Records from a data source:

---------------

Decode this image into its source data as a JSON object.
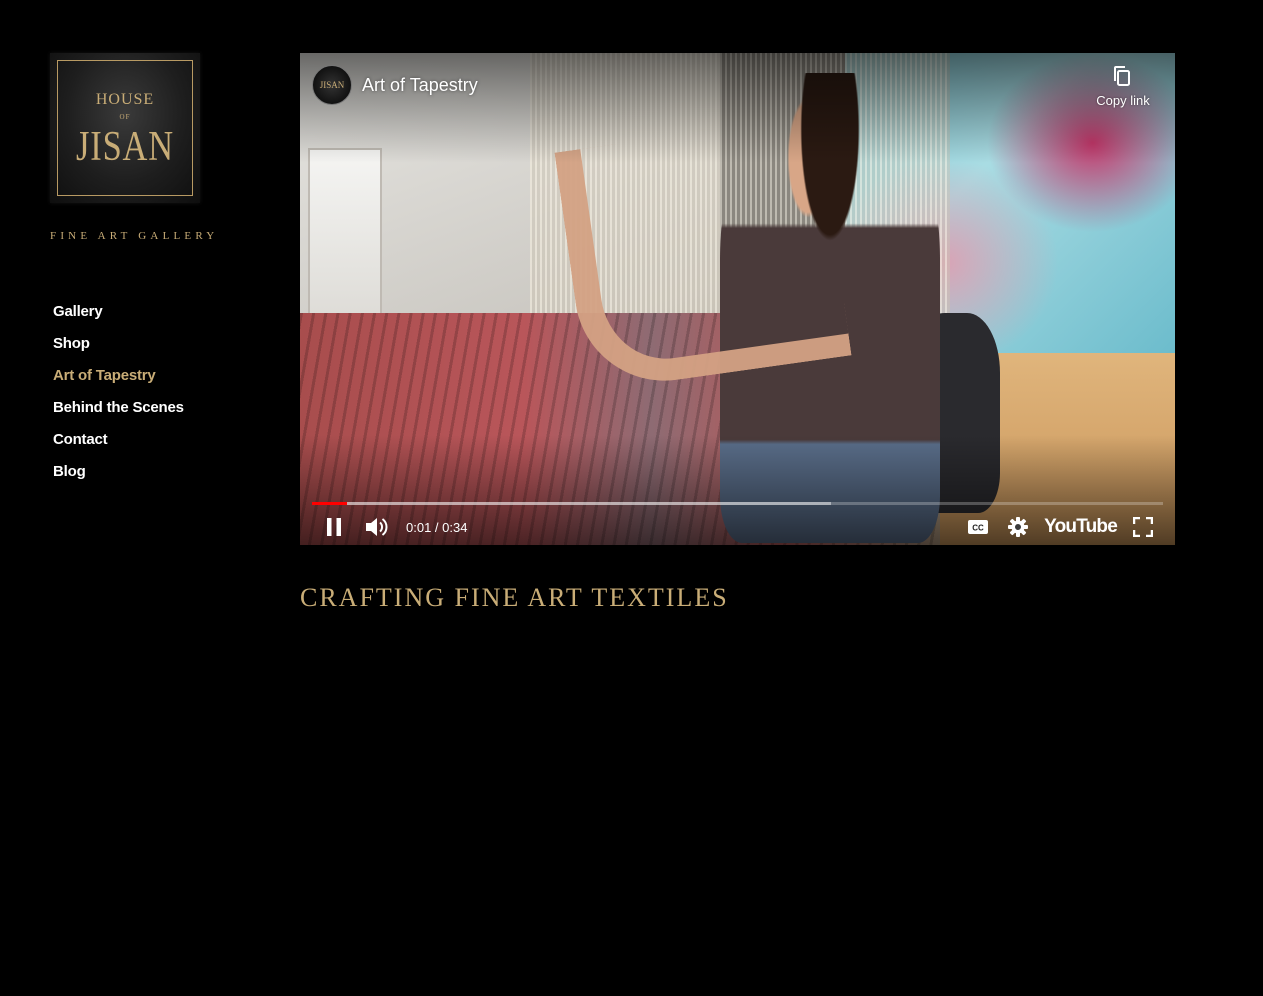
{
  "brand": {
    "logo_line1": "HOUSE",
    "logo_line2": "OF",
    "logo_line3": "JISAN",
    "tagline": "FINE ART GALLERY"
  },
  "nav": {
    "items": [
      {
        "label": "Gallery"
      },
      {
        "label": "Shop"
      },
      {
        "label": "Art of Tapestry",
        "active": true
      },
      {
        "label": "Behind the Scenes"
      },
      {
        "label": "Contact"
      },
      {
        "label": "Blog"
      }
    ]
  },
  "video": {
    "channel_avatar_text": "JISAN",
    "title": "Art of Tapestry",
    "copy_link_label": "Copy link",
    "time": "0:01 / 0:34",
    "played_fraction": 0.041,
    "loaded_fraction": 0.61,
    "brand_label": "YouTube",
    "icons": [
      "copy-icon",
      "pause-icon",
      "volume-icon",
      "cc-icon",
      "settings-gear-icon",
      "fullscreen-icon"
    ]
  },
  "content": {
    "heading": "CRAFTING FINE ART TEXTILES"
  },
  "colors": {
    "background": "#000000",
    "accent_gold": "#c9ad77",
    "nav_text": "#ffffff",
    "progress_played": "#ff0000"
  }
}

---------------

• PROBLEM DESCRIPTION
Go through the entries above and pull out each line with "Tapestry" in it.

• FULL SOLUTION
        "label": "Art of Tapestry",
    "title": "Art of Tapestry",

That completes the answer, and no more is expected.